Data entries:
######

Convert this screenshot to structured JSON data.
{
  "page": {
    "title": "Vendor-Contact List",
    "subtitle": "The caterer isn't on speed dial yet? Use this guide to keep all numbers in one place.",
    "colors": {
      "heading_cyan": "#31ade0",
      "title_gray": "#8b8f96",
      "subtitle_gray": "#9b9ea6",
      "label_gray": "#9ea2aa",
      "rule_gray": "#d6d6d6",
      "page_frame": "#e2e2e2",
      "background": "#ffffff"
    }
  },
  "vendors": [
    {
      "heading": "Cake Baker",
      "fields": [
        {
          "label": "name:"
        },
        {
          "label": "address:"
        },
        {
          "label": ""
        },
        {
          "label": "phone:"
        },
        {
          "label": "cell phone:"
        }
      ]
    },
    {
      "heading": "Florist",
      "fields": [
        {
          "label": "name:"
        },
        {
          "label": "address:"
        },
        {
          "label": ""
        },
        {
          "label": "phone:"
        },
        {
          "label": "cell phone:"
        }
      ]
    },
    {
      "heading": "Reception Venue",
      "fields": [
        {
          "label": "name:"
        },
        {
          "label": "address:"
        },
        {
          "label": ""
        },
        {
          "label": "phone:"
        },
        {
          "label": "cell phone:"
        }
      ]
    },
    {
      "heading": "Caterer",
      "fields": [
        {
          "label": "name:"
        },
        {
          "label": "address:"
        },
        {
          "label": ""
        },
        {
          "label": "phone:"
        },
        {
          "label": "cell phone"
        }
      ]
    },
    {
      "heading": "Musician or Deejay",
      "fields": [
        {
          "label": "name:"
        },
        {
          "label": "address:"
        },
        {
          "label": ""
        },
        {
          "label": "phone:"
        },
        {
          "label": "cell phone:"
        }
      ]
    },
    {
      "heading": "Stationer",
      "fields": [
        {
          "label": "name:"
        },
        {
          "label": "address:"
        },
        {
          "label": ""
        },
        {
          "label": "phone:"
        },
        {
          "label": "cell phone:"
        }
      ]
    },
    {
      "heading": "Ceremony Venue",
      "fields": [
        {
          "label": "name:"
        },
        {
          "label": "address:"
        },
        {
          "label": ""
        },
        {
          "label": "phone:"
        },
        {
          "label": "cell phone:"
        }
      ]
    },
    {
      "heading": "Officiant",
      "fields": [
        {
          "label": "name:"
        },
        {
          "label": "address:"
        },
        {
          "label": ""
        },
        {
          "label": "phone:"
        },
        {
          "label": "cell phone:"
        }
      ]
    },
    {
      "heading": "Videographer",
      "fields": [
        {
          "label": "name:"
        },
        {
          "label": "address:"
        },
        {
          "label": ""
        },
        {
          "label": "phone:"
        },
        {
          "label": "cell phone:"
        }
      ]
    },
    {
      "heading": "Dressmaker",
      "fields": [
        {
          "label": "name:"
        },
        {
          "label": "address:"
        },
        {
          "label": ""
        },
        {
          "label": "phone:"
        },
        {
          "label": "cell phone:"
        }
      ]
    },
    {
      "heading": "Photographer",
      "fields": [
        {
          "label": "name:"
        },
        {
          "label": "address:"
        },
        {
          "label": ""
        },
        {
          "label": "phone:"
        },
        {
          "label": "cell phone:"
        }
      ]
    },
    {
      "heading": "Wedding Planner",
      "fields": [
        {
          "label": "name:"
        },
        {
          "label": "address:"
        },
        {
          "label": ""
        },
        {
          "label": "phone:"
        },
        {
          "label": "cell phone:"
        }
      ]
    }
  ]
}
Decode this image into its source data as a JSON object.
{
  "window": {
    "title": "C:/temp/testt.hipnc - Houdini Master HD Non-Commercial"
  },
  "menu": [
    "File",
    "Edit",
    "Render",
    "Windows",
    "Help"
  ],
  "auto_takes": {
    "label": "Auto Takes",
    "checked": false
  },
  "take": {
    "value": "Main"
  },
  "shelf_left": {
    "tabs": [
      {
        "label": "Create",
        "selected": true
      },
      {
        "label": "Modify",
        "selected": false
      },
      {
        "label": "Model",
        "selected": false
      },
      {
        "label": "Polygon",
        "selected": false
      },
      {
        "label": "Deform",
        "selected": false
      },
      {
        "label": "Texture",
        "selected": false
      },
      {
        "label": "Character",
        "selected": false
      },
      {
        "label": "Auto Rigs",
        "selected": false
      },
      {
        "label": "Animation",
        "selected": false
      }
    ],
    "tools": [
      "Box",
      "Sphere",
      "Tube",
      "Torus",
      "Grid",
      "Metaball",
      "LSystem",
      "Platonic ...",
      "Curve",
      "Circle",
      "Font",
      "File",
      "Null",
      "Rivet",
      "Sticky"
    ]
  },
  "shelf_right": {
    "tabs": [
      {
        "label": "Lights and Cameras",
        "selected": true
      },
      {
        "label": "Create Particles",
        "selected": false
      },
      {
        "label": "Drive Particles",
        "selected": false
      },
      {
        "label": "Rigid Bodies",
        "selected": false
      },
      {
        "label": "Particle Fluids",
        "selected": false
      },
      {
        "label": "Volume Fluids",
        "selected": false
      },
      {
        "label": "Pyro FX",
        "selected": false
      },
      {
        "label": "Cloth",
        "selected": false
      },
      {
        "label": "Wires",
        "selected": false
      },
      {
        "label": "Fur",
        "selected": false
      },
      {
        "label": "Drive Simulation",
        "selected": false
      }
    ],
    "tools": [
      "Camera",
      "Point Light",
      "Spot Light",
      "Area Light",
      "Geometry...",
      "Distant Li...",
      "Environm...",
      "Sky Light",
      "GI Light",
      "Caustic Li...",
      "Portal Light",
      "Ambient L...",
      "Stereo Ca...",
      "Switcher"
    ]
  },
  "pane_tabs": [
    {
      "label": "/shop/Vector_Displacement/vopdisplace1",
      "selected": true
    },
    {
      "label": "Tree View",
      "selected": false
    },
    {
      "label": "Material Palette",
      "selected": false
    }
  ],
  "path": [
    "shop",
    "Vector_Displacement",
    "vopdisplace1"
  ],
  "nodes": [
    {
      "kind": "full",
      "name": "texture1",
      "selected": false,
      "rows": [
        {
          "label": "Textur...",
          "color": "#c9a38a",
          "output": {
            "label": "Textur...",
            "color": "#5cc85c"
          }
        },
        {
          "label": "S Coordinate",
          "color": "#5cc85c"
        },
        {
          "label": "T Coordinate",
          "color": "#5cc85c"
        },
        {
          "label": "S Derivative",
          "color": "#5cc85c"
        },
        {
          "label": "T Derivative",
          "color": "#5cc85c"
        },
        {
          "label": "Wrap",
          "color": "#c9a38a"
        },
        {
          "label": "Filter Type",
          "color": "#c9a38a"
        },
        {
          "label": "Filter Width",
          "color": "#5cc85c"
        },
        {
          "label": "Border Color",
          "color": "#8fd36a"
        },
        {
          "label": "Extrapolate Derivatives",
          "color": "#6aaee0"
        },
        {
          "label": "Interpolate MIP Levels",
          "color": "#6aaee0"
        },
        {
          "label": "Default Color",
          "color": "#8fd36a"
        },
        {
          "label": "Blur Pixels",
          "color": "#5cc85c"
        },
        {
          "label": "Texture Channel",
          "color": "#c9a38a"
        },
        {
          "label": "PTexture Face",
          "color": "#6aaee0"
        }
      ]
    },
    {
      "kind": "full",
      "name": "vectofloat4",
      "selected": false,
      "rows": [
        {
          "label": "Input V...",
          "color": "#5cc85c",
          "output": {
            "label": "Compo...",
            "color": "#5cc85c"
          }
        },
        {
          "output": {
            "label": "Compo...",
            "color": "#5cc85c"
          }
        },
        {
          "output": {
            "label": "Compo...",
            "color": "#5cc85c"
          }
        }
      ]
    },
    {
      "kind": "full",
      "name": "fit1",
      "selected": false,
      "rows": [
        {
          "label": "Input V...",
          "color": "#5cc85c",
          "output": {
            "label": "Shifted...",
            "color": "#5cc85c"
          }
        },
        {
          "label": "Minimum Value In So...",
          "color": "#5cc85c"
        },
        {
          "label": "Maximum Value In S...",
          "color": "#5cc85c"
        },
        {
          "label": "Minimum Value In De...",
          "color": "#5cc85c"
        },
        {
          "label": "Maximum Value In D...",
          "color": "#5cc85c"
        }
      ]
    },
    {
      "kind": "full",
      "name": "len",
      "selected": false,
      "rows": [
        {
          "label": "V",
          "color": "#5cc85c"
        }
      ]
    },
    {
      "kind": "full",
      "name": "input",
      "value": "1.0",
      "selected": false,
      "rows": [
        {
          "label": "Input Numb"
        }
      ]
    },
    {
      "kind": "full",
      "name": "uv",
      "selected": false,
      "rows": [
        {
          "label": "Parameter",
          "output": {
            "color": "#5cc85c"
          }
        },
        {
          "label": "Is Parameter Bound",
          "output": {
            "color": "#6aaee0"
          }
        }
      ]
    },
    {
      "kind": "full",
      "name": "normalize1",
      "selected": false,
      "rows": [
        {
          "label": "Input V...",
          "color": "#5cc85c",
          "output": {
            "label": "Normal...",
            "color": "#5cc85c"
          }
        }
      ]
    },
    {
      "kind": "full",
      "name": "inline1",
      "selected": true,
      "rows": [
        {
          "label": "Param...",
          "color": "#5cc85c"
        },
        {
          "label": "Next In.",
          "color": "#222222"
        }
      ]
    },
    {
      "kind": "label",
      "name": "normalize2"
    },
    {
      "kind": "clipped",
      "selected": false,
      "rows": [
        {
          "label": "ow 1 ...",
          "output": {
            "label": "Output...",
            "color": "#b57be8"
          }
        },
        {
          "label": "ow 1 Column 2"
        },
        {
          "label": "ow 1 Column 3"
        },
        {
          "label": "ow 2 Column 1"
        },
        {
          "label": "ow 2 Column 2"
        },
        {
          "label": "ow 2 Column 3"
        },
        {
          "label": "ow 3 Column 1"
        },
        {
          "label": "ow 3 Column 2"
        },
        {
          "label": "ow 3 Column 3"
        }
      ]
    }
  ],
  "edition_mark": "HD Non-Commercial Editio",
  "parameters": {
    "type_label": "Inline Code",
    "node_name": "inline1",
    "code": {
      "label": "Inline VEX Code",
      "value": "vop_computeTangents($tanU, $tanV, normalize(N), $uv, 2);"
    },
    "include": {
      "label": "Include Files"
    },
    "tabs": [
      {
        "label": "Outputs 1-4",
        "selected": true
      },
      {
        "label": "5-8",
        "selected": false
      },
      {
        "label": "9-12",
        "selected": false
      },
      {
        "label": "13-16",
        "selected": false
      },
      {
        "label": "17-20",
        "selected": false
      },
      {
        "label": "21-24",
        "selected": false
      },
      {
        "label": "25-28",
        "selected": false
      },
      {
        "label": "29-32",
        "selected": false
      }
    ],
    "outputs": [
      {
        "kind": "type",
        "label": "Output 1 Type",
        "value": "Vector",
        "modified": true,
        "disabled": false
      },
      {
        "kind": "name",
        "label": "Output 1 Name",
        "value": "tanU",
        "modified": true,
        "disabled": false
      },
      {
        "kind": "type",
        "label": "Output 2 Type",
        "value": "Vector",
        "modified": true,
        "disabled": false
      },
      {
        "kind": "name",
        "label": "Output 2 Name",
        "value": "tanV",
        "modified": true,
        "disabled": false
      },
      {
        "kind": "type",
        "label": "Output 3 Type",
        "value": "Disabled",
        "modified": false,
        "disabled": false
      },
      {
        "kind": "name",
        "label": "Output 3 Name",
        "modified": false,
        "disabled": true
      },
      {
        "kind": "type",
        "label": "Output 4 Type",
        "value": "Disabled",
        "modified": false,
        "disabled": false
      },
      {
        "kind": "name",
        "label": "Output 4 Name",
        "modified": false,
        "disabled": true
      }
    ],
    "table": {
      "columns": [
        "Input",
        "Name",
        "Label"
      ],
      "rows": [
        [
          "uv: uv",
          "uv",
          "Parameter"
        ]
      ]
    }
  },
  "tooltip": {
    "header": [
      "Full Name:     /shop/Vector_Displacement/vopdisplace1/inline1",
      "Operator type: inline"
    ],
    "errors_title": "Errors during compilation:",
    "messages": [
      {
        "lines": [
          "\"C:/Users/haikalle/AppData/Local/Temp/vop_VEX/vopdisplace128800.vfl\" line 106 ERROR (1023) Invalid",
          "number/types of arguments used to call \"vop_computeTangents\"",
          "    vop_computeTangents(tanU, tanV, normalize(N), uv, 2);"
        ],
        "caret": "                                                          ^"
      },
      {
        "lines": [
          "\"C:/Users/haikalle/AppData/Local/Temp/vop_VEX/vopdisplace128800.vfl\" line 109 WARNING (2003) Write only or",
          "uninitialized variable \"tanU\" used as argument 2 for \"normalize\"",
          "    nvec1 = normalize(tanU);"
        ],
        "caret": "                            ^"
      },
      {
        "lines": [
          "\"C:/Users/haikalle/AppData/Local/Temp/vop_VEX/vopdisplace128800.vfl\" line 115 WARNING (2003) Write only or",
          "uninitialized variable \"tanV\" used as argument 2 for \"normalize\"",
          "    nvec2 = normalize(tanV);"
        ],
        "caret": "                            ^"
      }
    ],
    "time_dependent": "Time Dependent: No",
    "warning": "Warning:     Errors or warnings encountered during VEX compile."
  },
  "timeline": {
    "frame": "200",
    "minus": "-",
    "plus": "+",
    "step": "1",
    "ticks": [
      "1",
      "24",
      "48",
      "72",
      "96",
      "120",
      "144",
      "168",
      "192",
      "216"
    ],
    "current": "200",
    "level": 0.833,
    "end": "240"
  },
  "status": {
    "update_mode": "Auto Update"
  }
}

######

- What is being asked:
Select every line of the material above holding the word "Particles" and copy it.

- Expected answer:
        "label": "Create Particles",
        "label": "Drive Particles",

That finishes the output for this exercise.